--- What you have to do ---
The response has to reproduce all entries exactly while excluding their pictures.

Collection entries:
■ ■ ■
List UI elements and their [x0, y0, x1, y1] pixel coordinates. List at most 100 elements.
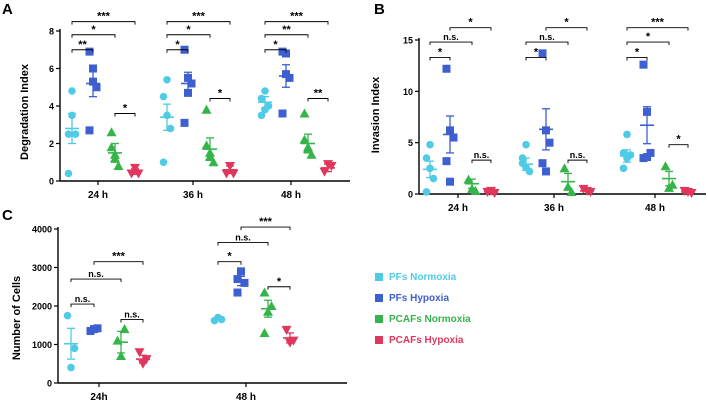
- panel-c-point: [134, 348, 145, 358]
- panel-a-point: [71, 130, 80, 138]
- panel-a-point: [285, 73, 294, 82]
- panel-a-ytick-label: 0: [49, 177, 54, 187]
- panel-a-point: [299, 134, 310, 144]
- panel-a-ylabel: Degradation Index: [19, 63, 31, 160]
- panel-c-significance-label: n.s.: [235, 232, 251, 242]
- panel-a-point: [64, 130, 73, 138]
- panel-b-point: [422, 188, 431, 196]
- panel-b-significance-bracket: [429, 57, 451, 61]
- panel-b-ylabel: Invasion Index: [370, 76, 382, 153]
- panel-b-significance-bracket: [626, 27, 689, 31]
- panel-a-letter: A: [2, 1, 13, 18]
- panel-c-point: [233, 288, 242, 297]
- panel-a-significance-label: *: [186, 24, 191, 36]
- panel-b-significance-bracket: [626, 41, 670, 46]
- panel-a-ytick-label: 6: [49, 64, 54, 74]
- panel-c-significance-bracket: [217, 242, 269, 246]
- panel-a-significance-label: ***: [97, 11, 111, 23]
- panel-a-significance-label: **: [314, 88, 323, 100]
- panel-b-significance-bracket: [471, 159, 492, 164]
- panel-b-point: [442, 64, 451, 73]
- panel-c: C Number of Cells 0 1000 2000 3000 4000 24h 48…: [2, 207, 347, 403]
- panel-a-point: [106, 127, 117, 137]
- panel-c-ytick-label: 2000: [32, 302, 52, 312]
- panel-a-significance-bracket: [71, 49, 94, 53]
- legend-item-pcafs-normoxia: PCAFs Normoxia: [375, 310, 471, 328]
- panel-b-ytick-label: 5: [408, 138, 413, 148]
- panel-a-point: [208, 157, 219, 167]
- panel-b-significance-label: n.s.: [443, 32, 459, 42]
- panel-b-point: [545, 138, 554, 147]
- panel-b-point: [525, 167, 534, 176]
- panel-b-significance-label: *: [534, 46, 539, 58]
- panel-a-significance-bracket: [166, 21, 231, 25]
- panel-a-significance-bracket: [264, 49, 287, 53]
- panel-c-point: [240, 278, 249, 287]
- panel-b-point: [429, 174, 438, 183]
- panel-b-significance-label: *: [646, 31, 651, 43]
- panel-c-significance-label: ***: [259, 216, 273, 228]
- panel-a-significance-bracket: [166, 34, 211, 38]
- panel-b-significance-bracket: [429, 41, 473, 46]
- panel-b-point: [426, 140, 434, 149]
- panel-c-significance-label: n.s.: [75, 294, 91, 304]
- panel-a-significance-bracket: [166, 49, 189, 53]
- panel-a-point: [180, 118, 189, 127]
- panel-a-point: [163, 75, 171, 84]
- panel-c-ytick-label: 0: [47, 379, 52, 389]
- panel-b-significance-label: *: [564, 17, 569, 29]
- panel-b-category-label: 24 h: [448, 203, 468, 214]
- panel-a-significance-bracket: [307, 98, 329, 102]
- panel-c-point: [67, 363, 75, 372]
- panel-b-significance-bracket: [668, 144, 689, 148]
- panel-a-point: [261, 87, 269, 95]
- panel-a-point: [278, 109, 287, 118]
- panel-b-significance-bracket: [525, 41, 569, 46]
- panel-b-significance-label: ***: [651, 17, 665, 29]
- panel-a-point: [85, 47, 94, 56]
- panel-a-significance-bracket: [71, 21, 136, 25]
- panel-b-significance-label: n.s.: [570, 150, 586, 160]
- legend-swatch: [375, 294, 383, 302]
- panel-a-significance-bracket: [209, 98, 231, 102]
- panel-a-ytick-label: 2: [49, 139, 54, 149]
- panel-c-point: [63, 311, 72, 320]
- panel-a-significance-label: ***: [290, 11, 304, 23]
- panel-b-significance-bracket: [626, 57, 648, 61]
- panel-a-significance-label: *: [175, 39, 180, 51]
- panel-a-point: [106, 142, 117, 152]
- panel-a-significance-label: *: [91, 24, 96, 36]
- panel-a-point: [113, 161, 124, 170]
- panel-a-significance-label: **: [78, 39, 87, 51]
- panel-b-significance-bracket: [525, 57, 547, 61]
- panel-a-point: [89, 64, 97, 73]
- panel-a-point: [64, 169, 73, 178]
- panel-b-point: [542, 167, 550, 176]
- panel-b-point: [559, 163, 570, 173]
- panel-b-significance-bracket: [449, 27, 492, 31]
- panel-b-point: [449, 133, 458, 142]
- panel-a-point: [299, 108, 310, 118]
- panel-a-point: [159, 158, 168, 167]
- panel-b-point: [646, 148, 655, 157]
- panel-c-point: [259, 287, 270, 297]
- panel-c-point: [237, 267, 245, 276]
- panel-b-point: [643, 153, 651, 162]
- panel-a-significance-label: *: [123, 103, 128, 115]
- panel-a-point: [92, 83, 101, 92]
- legend-item-pcafs-hypoxia: PCAFs Hypoxia: [375, 331, 471, 349]
- legend-label: PCAFs Normoxia: [389, 313, 471, 325]
- panel-c-significance-label: ***: [112, 251, 126, 263]
- panel-c-significance-label: n.s.: [124, 309, 140, 319]
- panel-c-category-label: 48 h: [236, 392, 256, 403]
- panel-b-significance-label: *: [635, 46, 640, 58]
- panel-b-significance-label: n.s.: [474, 150, 490, 160]
- panel-c-significance-bracket: [93, 261, 144, 265]
- panel-b-significance-bracket: [545, 27, 588, 31]
- legend-label: PCAFs Hypoxia: [389, 334, 464, 346]
- panel-a-significance-bracket: [71, 34, 116, 38]
- panel-a-point: [68, 87, 76, 95]
- panel-a-category-label: 24 h: [88, 190, 108, 201]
■ ■ ■
--- Answer ---
List UI elements and their [x0, y0, x1, y1] pixel coordinates. List at most 100 elements.
- panel-c-point: [134, 348, 145, 358]
- panel-a-point: [71, 130, 80, 138]
- panel-a-point: [285, 73, 294, 82]
- panel-a-ytick-label: 0: [49, 177, 54, 187]
- panel-a-point: [299, 134, 310, 144]
- panel-a-ylabel: Degradation Index: [19, 63, 31, 160]
- panel-c-significance-label: n.s.: [235, 232, 251, 242]
- panel-a-point: [64, 130, 73, 138]
- panel-b-point: [422, 188, 431, 196]
- panel-b-significance-bracket: [429, 57, 451, 61]
- panel-b-ylabel: Invasion Index: [370, 76, 382, 153]
- panel-b-significance-bracket: [626, 27, 689, 31]
- panel-a-letter: A: [2, 1, 13, 18]
- panel-c-point: [233, 288, 242, 297]
- panel-a-significance-label: *: [186, 24, 191, 36]
- panel-b-significance-bracket: [626, 41, 670, 46]
- panel-a-ytick-label: 6: [49, 64, 54, 74]
- panel-c-significance-bracket: [217, 242, 269, 246]
- panel-a-significance-label: ***: [97, 11, 111, 23]
- panel-a-significance-label: **: [314, 88, 323, 100]
- panel-b-significance-bracket: [471, 159, 492, 164]
- panel-b-point: [442, 64, 451, 73]
- panel-c: C Number of Cells 0 1000 2000 3000 4000 24h 48…: [2, 207, 347, 403]
- panel-a-point: [106, 127, 117, 137]
- panel-c-ytick-label: 2000: [32, 302, 52, 312]
- panel-a-significance-bracket: [71, 49, 94, 53]
- legend-item-pcafs-normoxia: PCAFs Normoxia: [375, 310, 471, 328]
- panel-b-ytick-label: 5: [408, 138, 413, 148]
- panel-a-point: [208, 157, 219, 167]
- panel-b-significance-label: n.s.: [443, 32, 459, 42]
- panel-b-point: [545, 138, 554, 147]
- panel-b-point: [525, 167, 534, 176]
- panel-b-significance-label: *: [534, 46, 539, 58]
- panel-a-significance-bracket: [166, 21, 231, 25]
- panel-a-significance-bracket: [264, 49, 287, 53]
- panel-c-point: [240, 278, 249, 287]
- panel-b-point: [429, 174, 438, 183]
- panel-b-significance-label: *: [646, 31, 651, 43]
- panel-c-significance-label: ***: [259, 216, 273, 228]
- panel-a-significance-bracket: [166, 34, 211, 38]
- panel-b-significance-bracket: [429, 41, 473, 46]
- panel-b-point: [426, 140, 434, 149]
- panel-c-significance-label: n.s.: [75, 294, 91, 304]
- panel-a-significance-bracket: [166, 49, 189, 53]
- panel-a-point: [180, 118, 189, 127]
- panel-a-point: [163, 75, 171, 84]
- panel-c-ytick-label: 0: [47, 379, 52, 389]
- panel-b-significance-label: *: [564, 17, 569, 29]
- panel-b-category-label: 24 h: [448, 203, 468, 214]
- panel-a-significance-bracket: [307, 98, 329, 102]
- panel-c-point: [67, 363, 75, 372]
- panel-b-significance-bracket: [668, 144, 689, 148]
- panel-a-point: [261, 87, 269, 95]
- panel-a-point: [278, 109, 287, 118]
- panel-b-significance-bracket: [525, 41, 569, 46]
- panel-b-significance-label: ***: [651, 17, 665, 29]
- panel-a-point: [85, 47, 94, 56]
- panel-a-significance-bracket: [71, 21, 136, 25]
- panel-b-significance-label: n.s.: [570, 150, 586, 160]
- legend-swatch: [375, 294, 383, 302]
- panel-a-significance-bracket: [209, 98, 231, 102]
- panel-a-ytick-label: 2: [49, 139, 54, 149]
- panel-c-point: [63, 311, 72, 320]
- panel-a-significance-label: ***: [290, 11, 304, 23]
- panel-b-significance-bracket: [626, 57, 648, 61]
- panel-a-significance-label: *: [175, 39, 180, 51]
- panel-a-point: [106, 142, 117, 152]
- panel-a-significance-label: *: [91, 24, 96, 36]
- panel-a-point: [113, 161, 124, 170]
- panel-a-significance-label: **: [78, 39, 87, 51]
- panel-b-significance-bracket: [525, 57, 547, 61]
- panel-a-point: [89, 64, 97, 73]
- panel-a-point: [64, 169, 73, 178]
- panel-b-point: [542, 167, 550, 176]
- panel-b-point: [559, 163, 570, 173]
- panel-b-significance-bracket: [449, 27, 492, 31]
- panel-b-point: [449, 133, 458, 142]
- panel-a-point: [299, 108, 310, 118]
- panel-a-point: [159, 158, 168, 167]
- panel-b-point: [646, 148, 655, 157]
- panel-c-point: [259, 287, 270, 297]
- panel-c-point: [237, 267, 245, 276]
- panel-b-point: [643, 153, 651, 162]
- panel-a-significance-label: *: [123, 103, 128, 115]
- panel-a-point: [92, 83, 101, 92]
- legend-item-pcafs-hypoxia: PCAFs Hypoxia: [375, 331, 471, 349]
- legend-label: PCAFs Normoxia: [389, 313, 471, 325]
- panel-c-significance-label: ***: [112, 251, 126, 263]
- panel-c-significance-label: n.s.: [124, 309, 140, 319]
- panel-c-category-label: 48 h: [236, 392, 256, 403]
- panel-b-significance-label: *: [635, 46, 640, 58]
- panel-b-significance-label: n.s.: [474, 150, 490, 160]
- panel-c-significance-bracket: [93, 261, 144, 265]
- panel-b-significance-bracket: [545, 27, 588, 31]
- legend-label: PCAFs Hypoxia: [389, 334, 464, 346]
- panel-a-significance-bracket: [71, 34, 116, 38]
- panel-a-point: [68, 87, 76, 95]
- panel-a-category-label: 24 h: [88, 190, 108, 201]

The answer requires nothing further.